EXERCISE. Pull out every line with the word "xlabel" from the entries below.

INFORMATION SUPPLIED.
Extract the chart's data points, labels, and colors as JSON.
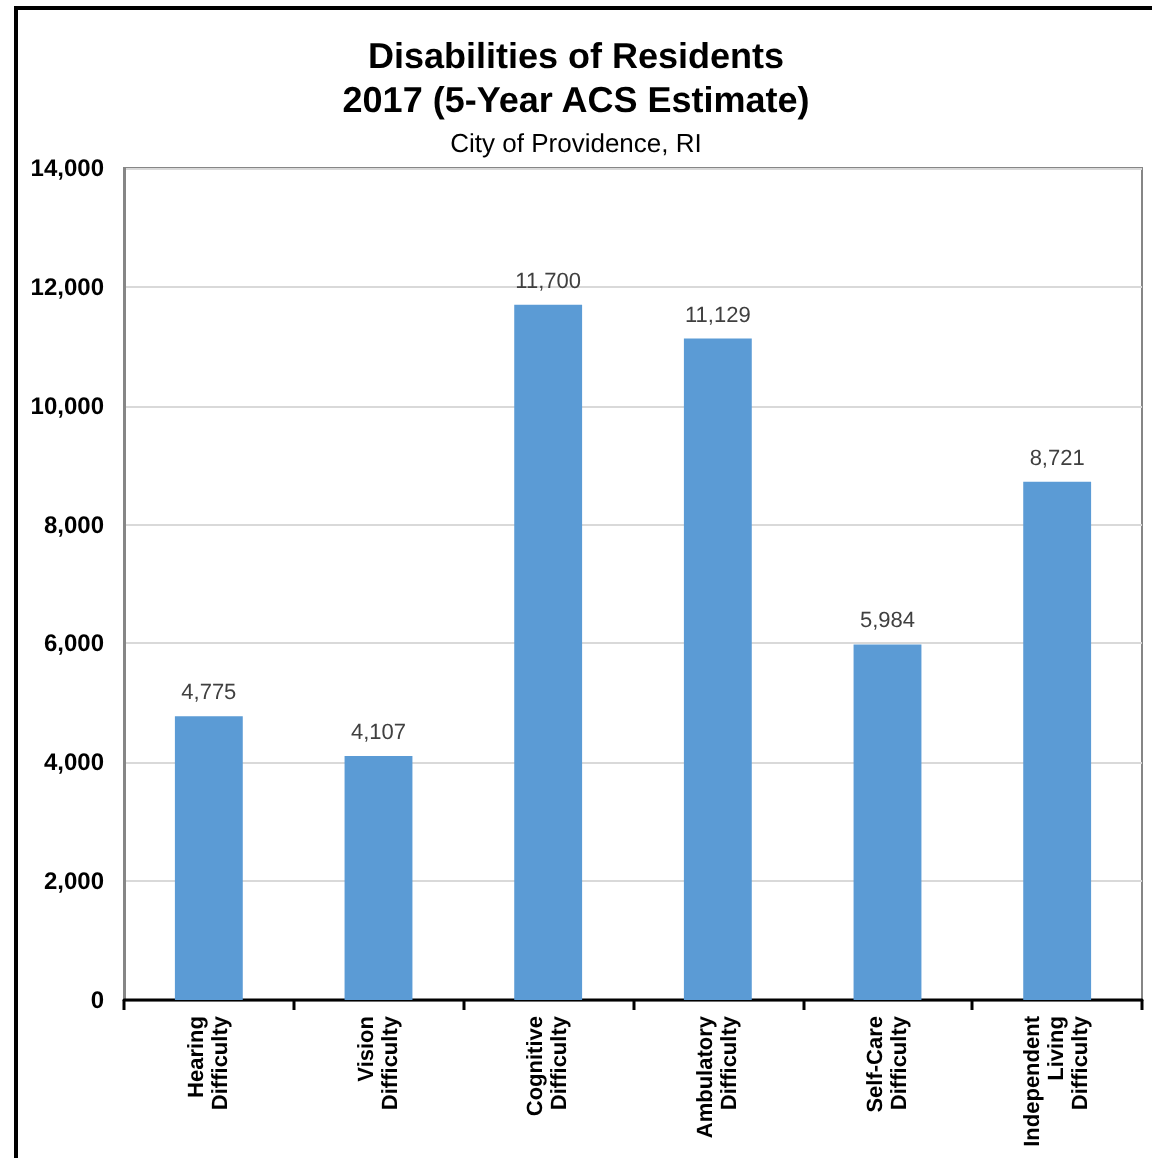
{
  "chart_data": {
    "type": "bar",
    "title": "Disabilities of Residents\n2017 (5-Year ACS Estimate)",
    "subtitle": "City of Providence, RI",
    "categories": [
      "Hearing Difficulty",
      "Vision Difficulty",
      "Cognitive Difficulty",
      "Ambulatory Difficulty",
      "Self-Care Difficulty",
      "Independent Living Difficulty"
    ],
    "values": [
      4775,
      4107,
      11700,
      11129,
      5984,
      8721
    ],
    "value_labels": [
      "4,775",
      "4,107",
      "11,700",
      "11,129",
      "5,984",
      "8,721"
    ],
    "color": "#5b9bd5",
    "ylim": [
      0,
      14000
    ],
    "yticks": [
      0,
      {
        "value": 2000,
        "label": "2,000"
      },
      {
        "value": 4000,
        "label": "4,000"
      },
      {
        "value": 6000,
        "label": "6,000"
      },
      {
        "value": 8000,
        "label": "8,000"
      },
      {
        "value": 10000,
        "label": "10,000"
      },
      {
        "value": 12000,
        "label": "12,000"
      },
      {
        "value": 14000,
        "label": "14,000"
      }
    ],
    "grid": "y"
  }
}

* * *

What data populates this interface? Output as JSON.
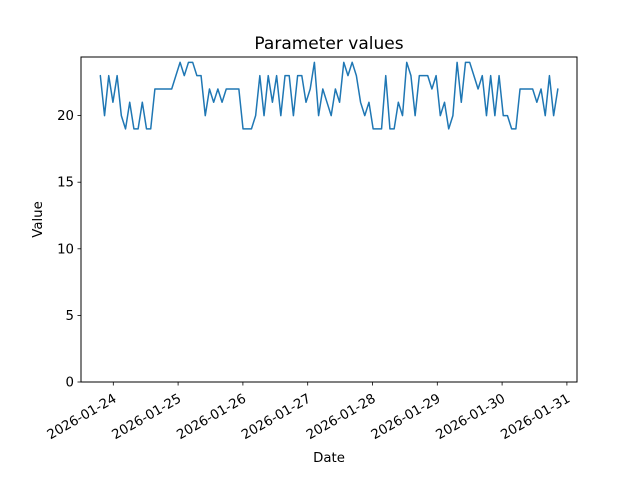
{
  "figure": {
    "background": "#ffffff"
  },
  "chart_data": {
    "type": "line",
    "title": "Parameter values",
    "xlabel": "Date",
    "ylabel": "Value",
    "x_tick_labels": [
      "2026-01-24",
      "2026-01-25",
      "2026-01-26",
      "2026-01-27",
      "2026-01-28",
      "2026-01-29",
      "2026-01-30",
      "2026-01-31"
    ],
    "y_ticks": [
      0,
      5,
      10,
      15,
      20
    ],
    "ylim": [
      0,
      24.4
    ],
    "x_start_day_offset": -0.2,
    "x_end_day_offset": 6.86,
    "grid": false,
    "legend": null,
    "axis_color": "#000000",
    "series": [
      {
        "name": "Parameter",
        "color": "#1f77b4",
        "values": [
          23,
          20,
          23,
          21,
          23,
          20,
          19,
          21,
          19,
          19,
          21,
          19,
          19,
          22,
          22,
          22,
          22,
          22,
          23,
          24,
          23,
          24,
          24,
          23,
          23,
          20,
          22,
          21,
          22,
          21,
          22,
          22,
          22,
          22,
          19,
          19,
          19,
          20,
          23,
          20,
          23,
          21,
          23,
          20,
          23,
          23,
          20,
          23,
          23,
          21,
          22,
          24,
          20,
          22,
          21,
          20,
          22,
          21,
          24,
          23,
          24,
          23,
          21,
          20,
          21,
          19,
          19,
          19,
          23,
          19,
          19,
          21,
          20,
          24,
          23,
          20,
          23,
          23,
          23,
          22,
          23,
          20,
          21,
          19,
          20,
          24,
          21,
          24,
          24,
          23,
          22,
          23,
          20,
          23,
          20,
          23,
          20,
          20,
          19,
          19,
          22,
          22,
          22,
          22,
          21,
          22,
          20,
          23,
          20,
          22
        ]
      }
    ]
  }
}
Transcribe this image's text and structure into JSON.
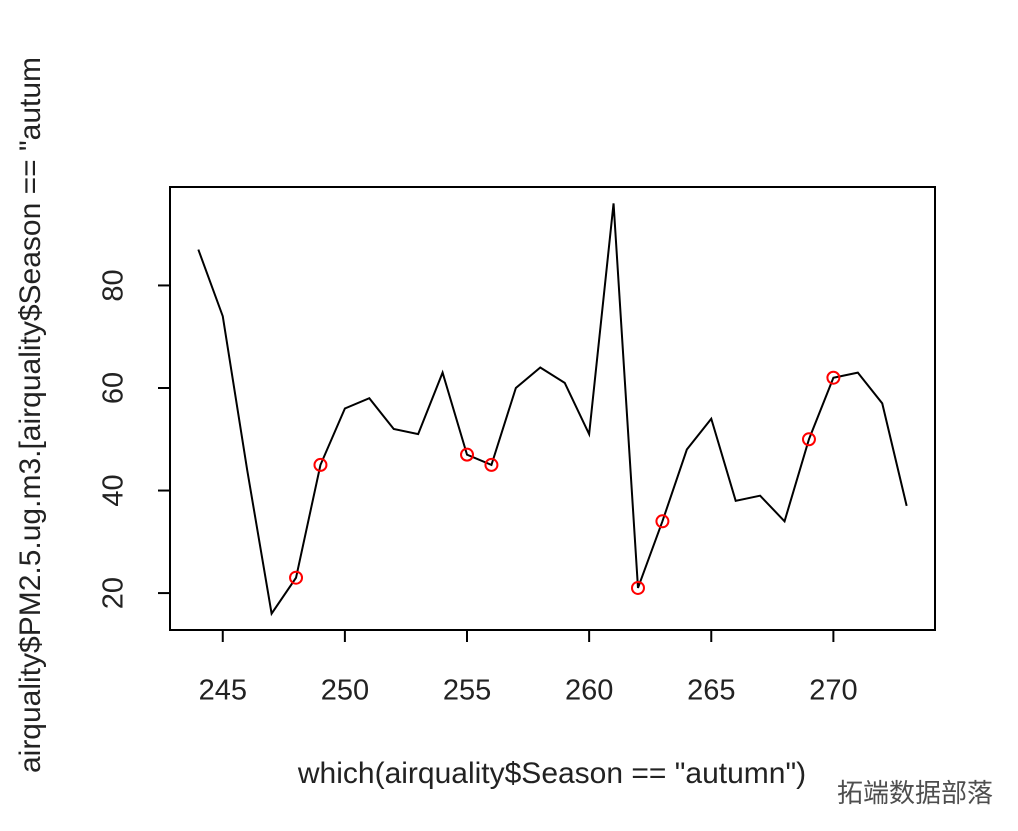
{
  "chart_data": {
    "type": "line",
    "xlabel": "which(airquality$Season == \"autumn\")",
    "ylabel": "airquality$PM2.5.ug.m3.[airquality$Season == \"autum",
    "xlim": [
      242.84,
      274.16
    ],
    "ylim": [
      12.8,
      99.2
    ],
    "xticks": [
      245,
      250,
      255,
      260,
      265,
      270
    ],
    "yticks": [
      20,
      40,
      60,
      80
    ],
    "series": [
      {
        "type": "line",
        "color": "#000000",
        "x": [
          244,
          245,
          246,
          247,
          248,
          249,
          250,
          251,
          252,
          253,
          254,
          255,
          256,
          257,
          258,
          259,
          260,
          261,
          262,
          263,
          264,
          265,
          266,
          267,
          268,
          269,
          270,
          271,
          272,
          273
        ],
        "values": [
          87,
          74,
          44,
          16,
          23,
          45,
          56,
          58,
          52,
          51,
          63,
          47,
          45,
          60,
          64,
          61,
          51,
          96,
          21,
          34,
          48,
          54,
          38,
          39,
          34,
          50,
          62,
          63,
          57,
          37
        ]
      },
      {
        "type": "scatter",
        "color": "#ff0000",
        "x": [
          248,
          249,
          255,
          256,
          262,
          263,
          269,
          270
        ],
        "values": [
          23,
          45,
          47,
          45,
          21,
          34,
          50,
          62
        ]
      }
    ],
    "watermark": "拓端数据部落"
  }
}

CORRECT OUTPUT.
    "xlabel": "Date",
    "xlabel": "which(airquality$Season == \"autumn\")",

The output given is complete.